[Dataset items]
━━━━━━
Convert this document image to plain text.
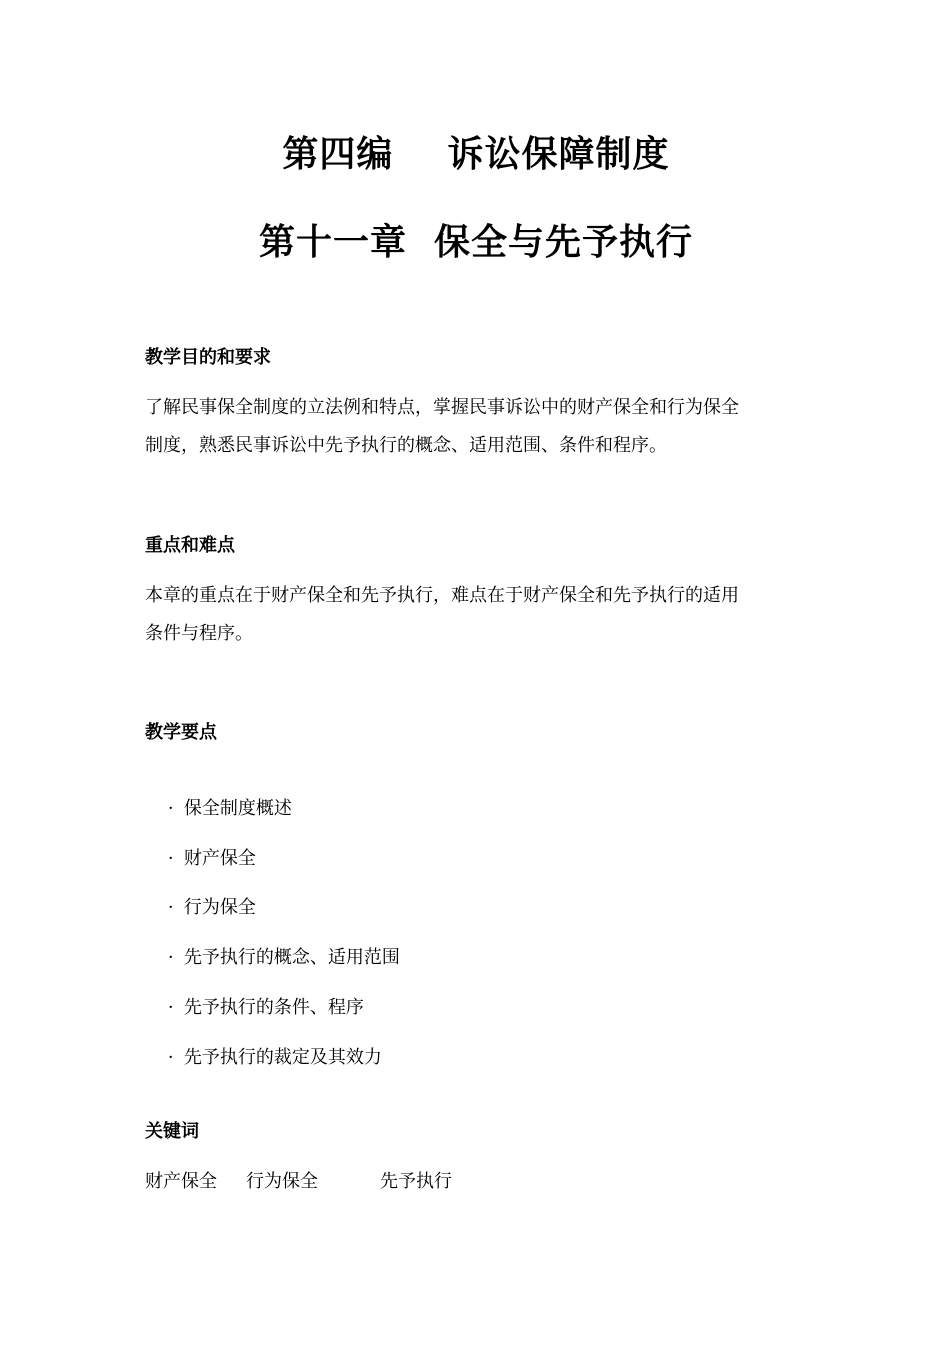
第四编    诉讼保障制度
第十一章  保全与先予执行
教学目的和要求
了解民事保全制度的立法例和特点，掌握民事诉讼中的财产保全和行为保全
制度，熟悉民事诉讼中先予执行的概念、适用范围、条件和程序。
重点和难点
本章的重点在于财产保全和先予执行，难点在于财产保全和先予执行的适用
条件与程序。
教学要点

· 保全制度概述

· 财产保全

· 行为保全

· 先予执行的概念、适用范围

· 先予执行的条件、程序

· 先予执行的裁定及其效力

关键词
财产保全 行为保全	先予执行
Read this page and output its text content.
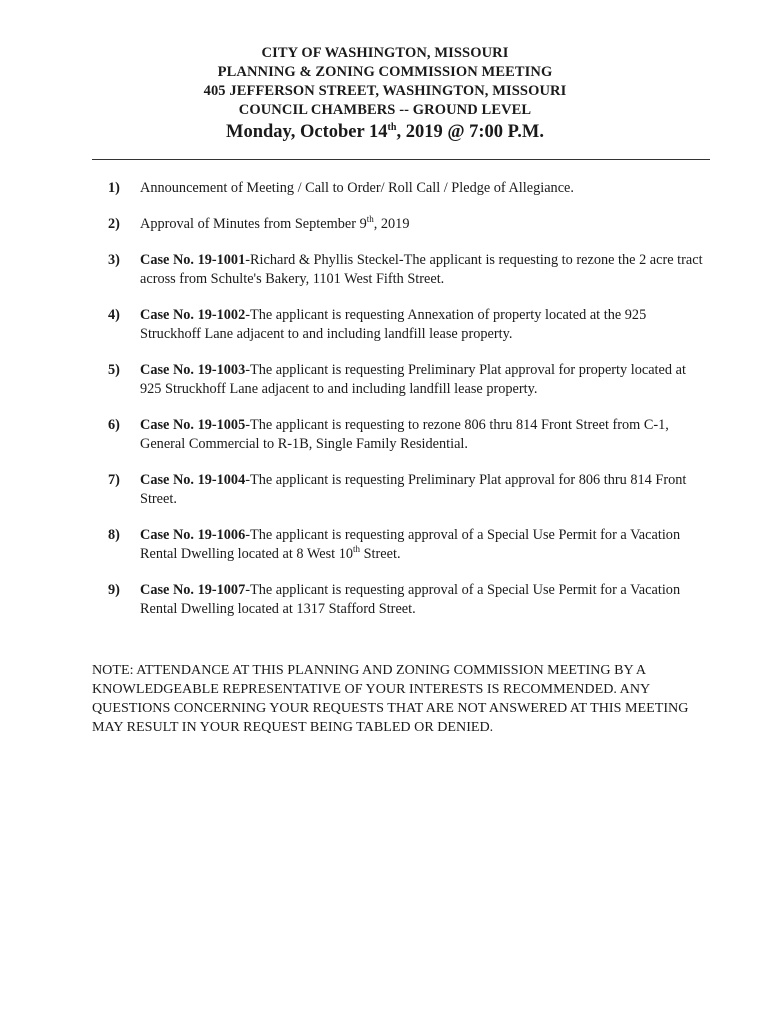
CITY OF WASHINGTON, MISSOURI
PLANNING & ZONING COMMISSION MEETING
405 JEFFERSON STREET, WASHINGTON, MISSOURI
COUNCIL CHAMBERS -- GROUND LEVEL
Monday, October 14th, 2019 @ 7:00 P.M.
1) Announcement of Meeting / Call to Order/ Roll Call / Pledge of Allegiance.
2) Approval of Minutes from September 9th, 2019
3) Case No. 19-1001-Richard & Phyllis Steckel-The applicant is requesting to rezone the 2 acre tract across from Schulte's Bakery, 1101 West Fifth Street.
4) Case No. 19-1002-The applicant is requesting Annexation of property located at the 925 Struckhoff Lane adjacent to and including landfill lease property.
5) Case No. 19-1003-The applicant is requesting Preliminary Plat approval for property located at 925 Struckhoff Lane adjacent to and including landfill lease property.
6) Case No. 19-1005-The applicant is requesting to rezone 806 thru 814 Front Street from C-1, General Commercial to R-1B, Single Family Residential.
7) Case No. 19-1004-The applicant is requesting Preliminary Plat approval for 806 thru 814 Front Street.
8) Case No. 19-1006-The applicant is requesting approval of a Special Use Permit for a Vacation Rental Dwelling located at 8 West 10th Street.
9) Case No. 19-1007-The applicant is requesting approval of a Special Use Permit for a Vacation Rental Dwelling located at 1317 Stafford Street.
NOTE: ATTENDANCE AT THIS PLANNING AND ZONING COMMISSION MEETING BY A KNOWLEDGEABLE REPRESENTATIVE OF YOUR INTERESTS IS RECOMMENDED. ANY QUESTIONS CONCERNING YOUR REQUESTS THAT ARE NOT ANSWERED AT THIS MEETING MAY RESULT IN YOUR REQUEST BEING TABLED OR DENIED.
━━━━━━
Repeat the material verbatim. Do not carry over any picture.

> Exercise answer:
Convert this document image to plain text.
第四编    诉讼保障制度
第十一章  保全与先予执行
教学目的和要求
了解民事保全制度的立法例和特点，掌握民事诉讼中的财产保全和行为保全
制度，熟悉民事诉讼中先予执行的概念、适用范围、条件和程序。
重点和难点
本章的重点在于财产保全和先予执行，难点在于财产保全和先予执行的适用
条件与程序。
教学要点

· 保全制度概述

· 财产保全

· 行为保全

· 先予执行的概念、适用范围

· 先予执行的条件、程序

· 先予执行的裁定及其效力

关键词
财产保全 行为保全	先予执行
Read this page and output its text content.
CITY OF WASHINGTON, MISSOURI
PLANNING & ZONING COMMISSION MEETING
405 JEFFERSON STREET, WASHINGTON, MISSOURI
COUNCIL CHAMBERS -- GROUND LEVEL
Monday, October 14th, 2019 @ 7:00 P.M.
1) Announcement of Meeting / Call to Order/ Roll Call / Pledge of Allegiance.
2) Approval of Minutes from September 9th, 2019
3) Case No. 19-1001-Richard & Phyllis Steckel-The applicant is requesting to rezone the 2 acre tract across from Schulte's Bakery, 1101 West Fifth Street.
4) Case No. 19-1002-The applicant is requesting Annexation of property located at the 925 Struckhoff Lane adjacent to and including landfill lease property.
5) Case No. 19-1003-The applicant is requesting Preliminary Plat approval for property located at 925 Struckhoff Lane adjacent to and including landfill lease property.
6) Case No. 19-1005-The applicant is requesting to rezone 806 thru 814 Front Street from C-1, General Commercial to R-1B, Single Family Residential.
7) Case No. 19-1004-The applicant is requesting Preliminary Plat approval for 806 thru 814 Front Street.
8) Case No. 19-1006-The applicant is requesting approval of a Special Use Permit for a Vacation Rental Dwelling located at 8 West 10th Street.
9) Case No. 19-1007-The applicant is requesting approval of a Special Use Permit for a Vacation Rental Dwelling located at 1317 Stafford Street.
NOTE: ATTENDANCE AT THIS PLANNING AND ZONING COMMISSION MEETING BY A KNOWLEDGEABLE REPRESENTATIVE OF YOUR INTERESTS IS RECOMMENDED. ANY QUESTIONS CONCERNING YOUR REQUESTS THAT ARE NOT ANSWERED AT THIS MEETING MAY RESULT IN YOUR REQUEST BEING TABLED OR DENIED.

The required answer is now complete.